> A block of data
++++++
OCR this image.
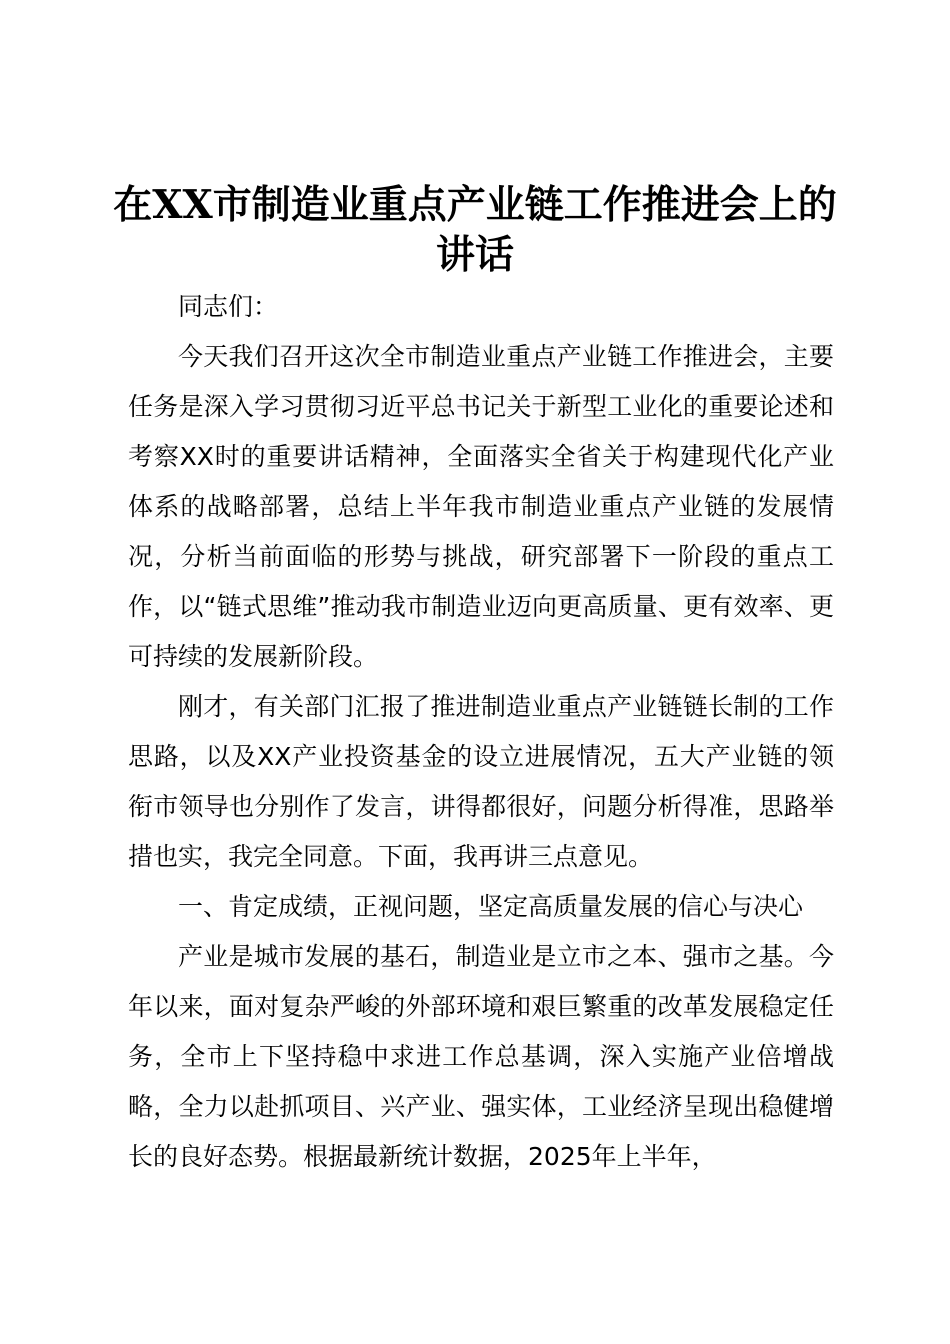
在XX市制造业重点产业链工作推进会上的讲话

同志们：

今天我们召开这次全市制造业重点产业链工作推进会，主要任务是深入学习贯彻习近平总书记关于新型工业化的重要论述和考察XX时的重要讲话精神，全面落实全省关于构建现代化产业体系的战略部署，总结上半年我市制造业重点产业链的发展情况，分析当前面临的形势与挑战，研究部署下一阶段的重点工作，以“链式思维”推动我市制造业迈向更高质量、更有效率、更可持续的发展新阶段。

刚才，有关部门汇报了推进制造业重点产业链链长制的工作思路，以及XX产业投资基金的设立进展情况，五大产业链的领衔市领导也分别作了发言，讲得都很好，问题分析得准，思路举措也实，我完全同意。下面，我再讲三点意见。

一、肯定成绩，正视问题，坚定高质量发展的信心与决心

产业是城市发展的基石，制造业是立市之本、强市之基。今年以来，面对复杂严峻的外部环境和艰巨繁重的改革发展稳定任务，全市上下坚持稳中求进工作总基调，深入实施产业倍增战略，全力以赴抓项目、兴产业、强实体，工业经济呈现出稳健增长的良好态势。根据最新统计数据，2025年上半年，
++++++
Repeat all the records above exactly, leaving out any pictures.

> Full response
OCR this image.
在XX市制造业重点产业链工作推进会上的讲话

同志们：

今天我们召开这次全市制造业重点产业链工作推进会，主要任务是深入学习贯彻习近平总书记关于新型工业化的重要论述和考察XX时的重要讲话精神，全面落实全省关于构建现代化产业体系的战略部署，总结上半年我市制造业重点产业链的发展情况，分析当前面临的形势与挑战，研究部署下一阶段的重点工作，以“链式思维”推动我市制造业迈向更高质量、更有效率、更可持续的发展新阶段。

刚才，有关部门汇报了推进制造业重点产业链链长制的工作思路，以及XX产业投资基金的设立进展情况，五大产业链的领衔市领导也分别作了发言，讲得都很好，问题分析得准，思路举措也实，我完全同意。下面，我再讲三点意见。

一、肯定成绩，正视问题，坚定高质量发展的信心与决心

产业是城市发展的基石，制造业是立市之本、强市之基。今年以来，面对复杂严峻的外部环境和艰巨繁重的改革发展稳定任务，全市上下坚持稳中求进工作总基调，深入实施产业倍增战略，全力以赴抓项目、兴产业、强实体，工业经济呈现出稳健增长的良好态势。根据最新统计数据，2025年上半年，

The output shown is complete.